Sudden unexplained death syndrome (SUDS)1 is rare in the young but when it occurs it is devastating for family and friends, and affects whole communities. That it can affect fit, athletic individuals and may be related to competitive sports only adds to the sense of incomprehension and injustice felt by wider society. In comparison with the older population, where sudden death is more common and mostly a consequence of ischaemic heart disease,2 in the young it is more commonly related to heritable cardiac disease such as cardiomyopathies, channelopathies and aortopathy. Therefore, systematic evaluation of family members of sudden death victims can reveal other affected individuals and potentially prevent further deaths.

### Given data
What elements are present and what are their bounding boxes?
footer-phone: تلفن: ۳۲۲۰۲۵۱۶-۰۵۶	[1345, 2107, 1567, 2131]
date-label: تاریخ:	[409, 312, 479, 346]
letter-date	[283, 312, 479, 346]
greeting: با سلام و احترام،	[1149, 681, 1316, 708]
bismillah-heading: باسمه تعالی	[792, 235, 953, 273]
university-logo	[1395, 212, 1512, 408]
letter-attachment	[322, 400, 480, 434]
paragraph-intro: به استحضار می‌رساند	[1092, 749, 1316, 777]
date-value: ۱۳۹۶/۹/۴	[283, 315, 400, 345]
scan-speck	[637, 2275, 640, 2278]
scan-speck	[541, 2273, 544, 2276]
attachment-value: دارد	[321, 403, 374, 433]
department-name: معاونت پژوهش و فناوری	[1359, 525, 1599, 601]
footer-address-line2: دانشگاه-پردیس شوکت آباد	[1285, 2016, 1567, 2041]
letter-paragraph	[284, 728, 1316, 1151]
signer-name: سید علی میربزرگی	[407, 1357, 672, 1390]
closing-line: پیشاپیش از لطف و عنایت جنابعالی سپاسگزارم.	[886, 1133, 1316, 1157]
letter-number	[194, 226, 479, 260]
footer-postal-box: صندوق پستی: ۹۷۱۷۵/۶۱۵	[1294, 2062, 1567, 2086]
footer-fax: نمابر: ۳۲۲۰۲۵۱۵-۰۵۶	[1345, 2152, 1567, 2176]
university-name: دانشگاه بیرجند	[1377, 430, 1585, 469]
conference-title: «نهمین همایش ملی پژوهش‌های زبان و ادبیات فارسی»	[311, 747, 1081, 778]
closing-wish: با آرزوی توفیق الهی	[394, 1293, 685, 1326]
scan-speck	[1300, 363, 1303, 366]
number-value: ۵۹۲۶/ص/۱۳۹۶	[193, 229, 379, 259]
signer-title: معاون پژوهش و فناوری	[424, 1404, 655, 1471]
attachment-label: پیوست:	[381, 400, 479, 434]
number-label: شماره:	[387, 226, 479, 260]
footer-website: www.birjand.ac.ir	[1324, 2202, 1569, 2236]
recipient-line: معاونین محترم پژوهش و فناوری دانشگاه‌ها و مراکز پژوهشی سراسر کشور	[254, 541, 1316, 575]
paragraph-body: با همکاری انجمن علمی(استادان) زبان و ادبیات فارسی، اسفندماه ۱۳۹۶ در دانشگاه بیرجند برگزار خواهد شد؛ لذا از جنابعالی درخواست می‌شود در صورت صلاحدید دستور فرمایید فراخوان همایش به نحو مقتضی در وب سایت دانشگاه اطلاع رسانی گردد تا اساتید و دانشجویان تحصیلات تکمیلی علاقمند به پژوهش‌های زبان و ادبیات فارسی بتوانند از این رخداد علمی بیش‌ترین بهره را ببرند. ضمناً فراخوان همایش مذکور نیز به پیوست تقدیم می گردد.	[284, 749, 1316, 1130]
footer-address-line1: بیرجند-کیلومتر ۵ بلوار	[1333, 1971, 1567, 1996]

### Assignment A
In the passage on sudden death in the young, what can systematic evaluation of family members of sudden death victims reveal?
### Assignment B
Pick up the passage on sudden unexplained death in the young after its last sentence and keep writing.
None of the items is needed for this work.

### Expected answer A
It can reveal other affected individuals and potentially prevent further deaths.

### Expected answer B
The reported incidence of SUDS is variable.3–5 This is due mainly to methodological differences between studies and differing population characteristics. Winkel et al.3 analysed the death certificates of all deaths occurring in persons aged less than 35 years in Denmark over a seven-year period. They identified 625 cases of SUD and calculated an incidence of 2.8 per 100,000 person-years. A similar study by Papadakis et al.4 conducted in England and Wales found a rate of 1.8 per 100,000 person-years. The rate of sudden death in persons aged 14–35 in the Republic of Ireland was reported as 2.9 per 100,000 person-years.5 Studies of post-mortem findings in cases of SUDS in the young have shown a high prevalence of a structurally normal heart.3,5–9 In the context of a normal post-mortem examination and negative toxicology, SUDS is referred to as the sudden arrhythmic death syndrome (SADS).1 SADS has been shown to represent 17–43 % of all sudden cardiac deaths in the young (see Figure 1).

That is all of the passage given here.